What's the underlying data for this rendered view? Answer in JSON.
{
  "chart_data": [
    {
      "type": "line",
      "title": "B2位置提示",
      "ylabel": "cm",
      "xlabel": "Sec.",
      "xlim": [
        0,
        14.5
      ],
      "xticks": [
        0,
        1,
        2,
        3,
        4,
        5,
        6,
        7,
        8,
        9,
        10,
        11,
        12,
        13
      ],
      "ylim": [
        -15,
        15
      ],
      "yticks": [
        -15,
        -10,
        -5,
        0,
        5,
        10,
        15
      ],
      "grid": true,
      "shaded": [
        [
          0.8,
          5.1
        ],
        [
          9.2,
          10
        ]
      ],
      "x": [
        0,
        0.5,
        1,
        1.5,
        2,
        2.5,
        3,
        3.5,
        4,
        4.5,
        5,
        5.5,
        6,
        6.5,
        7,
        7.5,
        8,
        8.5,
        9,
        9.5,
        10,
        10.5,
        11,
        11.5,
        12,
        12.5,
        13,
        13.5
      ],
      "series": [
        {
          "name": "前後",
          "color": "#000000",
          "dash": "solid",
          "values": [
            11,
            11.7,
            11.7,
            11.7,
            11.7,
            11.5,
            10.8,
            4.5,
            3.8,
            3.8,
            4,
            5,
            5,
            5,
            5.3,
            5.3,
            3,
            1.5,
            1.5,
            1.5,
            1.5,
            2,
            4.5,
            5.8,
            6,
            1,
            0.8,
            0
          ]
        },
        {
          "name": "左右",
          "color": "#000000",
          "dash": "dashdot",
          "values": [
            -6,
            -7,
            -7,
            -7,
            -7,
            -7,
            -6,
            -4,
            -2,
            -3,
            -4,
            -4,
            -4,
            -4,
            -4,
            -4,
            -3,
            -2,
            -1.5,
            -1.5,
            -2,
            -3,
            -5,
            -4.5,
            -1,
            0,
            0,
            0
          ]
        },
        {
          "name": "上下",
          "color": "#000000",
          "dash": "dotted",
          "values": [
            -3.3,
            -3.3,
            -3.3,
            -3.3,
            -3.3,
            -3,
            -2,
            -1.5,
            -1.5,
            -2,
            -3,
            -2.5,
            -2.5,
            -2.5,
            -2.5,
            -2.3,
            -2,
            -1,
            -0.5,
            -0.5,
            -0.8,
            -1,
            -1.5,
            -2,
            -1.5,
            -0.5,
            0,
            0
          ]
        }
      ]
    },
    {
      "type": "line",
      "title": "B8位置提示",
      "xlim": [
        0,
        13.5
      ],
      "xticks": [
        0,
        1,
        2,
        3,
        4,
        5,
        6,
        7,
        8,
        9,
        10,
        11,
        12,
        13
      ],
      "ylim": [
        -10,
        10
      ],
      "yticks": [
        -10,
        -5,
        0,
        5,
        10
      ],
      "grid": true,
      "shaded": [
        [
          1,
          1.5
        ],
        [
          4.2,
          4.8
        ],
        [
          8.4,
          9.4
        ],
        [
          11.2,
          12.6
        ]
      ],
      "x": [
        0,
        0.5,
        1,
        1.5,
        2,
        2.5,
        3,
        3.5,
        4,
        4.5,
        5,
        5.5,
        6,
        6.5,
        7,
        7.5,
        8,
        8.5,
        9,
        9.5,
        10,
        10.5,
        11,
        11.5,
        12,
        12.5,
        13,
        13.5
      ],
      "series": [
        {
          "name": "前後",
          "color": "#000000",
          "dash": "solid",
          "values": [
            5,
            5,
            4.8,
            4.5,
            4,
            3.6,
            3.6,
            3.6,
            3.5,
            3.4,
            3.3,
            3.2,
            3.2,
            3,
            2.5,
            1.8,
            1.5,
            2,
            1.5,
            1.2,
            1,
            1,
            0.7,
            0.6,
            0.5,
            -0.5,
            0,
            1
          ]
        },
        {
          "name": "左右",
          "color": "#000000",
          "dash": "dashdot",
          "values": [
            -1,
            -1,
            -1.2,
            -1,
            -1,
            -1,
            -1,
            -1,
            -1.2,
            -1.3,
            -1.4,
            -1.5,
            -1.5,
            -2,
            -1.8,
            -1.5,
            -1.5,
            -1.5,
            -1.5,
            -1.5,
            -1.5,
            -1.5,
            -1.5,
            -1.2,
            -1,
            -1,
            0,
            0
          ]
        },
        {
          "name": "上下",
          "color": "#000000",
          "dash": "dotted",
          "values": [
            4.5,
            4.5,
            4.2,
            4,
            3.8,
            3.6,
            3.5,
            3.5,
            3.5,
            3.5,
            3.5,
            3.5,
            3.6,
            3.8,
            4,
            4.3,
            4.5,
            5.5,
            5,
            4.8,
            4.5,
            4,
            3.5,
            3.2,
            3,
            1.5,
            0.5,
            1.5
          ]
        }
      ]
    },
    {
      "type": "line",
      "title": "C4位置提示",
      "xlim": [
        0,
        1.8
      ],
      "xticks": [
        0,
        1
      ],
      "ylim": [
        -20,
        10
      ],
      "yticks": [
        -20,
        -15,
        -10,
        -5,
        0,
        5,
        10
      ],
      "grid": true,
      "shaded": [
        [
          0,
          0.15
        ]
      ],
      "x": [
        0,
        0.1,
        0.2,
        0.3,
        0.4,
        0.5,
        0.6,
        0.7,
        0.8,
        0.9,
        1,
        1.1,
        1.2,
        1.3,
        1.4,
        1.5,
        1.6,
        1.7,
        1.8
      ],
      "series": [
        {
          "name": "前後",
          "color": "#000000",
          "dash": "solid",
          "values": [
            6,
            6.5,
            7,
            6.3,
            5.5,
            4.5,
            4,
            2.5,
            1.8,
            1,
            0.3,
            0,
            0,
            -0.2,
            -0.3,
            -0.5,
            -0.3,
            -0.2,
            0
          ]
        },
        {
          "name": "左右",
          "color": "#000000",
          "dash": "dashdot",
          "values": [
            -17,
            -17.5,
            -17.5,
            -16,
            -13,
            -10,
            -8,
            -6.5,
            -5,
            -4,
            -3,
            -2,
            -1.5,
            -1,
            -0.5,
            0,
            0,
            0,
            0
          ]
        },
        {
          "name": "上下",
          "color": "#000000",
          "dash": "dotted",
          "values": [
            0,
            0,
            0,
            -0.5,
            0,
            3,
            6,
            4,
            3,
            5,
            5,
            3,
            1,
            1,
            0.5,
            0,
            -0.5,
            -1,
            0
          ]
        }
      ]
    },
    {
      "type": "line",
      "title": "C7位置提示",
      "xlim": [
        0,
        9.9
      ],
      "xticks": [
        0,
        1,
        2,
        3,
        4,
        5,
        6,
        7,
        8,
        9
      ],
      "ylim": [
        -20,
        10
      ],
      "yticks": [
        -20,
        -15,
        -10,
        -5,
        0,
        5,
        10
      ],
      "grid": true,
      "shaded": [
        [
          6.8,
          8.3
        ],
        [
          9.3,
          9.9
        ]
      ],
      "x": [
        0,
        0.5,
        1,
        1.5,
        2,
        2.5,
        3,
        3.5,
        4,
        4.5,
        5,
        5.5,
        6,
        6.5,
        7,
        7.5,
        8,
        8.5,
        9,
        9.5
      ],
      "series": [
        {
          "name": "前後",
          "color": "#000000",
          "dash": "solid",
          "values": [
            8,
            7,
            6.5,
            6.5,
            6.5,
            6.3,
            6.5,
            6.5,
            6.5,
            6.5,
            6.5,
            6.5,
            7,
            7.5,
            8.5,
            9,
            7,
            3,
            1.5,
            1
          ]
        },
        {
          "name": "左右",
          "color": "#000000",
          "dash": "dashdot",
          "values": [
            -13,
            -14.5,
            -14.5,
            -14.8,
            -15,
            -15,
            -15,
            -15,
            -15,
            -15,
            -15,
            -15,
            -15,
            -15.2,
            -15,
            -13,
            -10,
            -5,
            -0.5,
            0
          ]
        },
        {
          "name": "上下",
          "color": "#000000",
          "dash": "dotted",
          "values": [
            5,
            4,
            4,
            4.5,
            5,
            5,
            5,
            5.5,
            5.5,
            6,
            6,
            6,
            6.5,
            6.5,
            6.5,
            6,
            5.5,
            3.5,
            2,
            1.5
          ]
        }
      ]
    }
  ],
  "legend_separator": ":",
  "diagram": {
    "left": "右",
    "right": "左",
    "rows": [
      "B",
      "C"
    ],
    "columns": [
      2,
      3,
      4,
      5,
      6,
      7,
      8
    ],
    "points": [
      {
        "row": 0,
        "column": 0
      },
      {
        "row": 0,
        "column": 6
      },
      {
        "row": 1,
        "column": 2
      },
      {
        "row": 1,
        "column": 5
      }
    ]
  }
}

..............................

PROBLEM STATEMENT:
Lines containing the string "title" are to be selected and copied.

EXERCISE SOLUTION:
      "title": "B2位置提示",
      "title": "B8位置提示",
      "title": "C4位置提示",
      "title": "C7位置提示",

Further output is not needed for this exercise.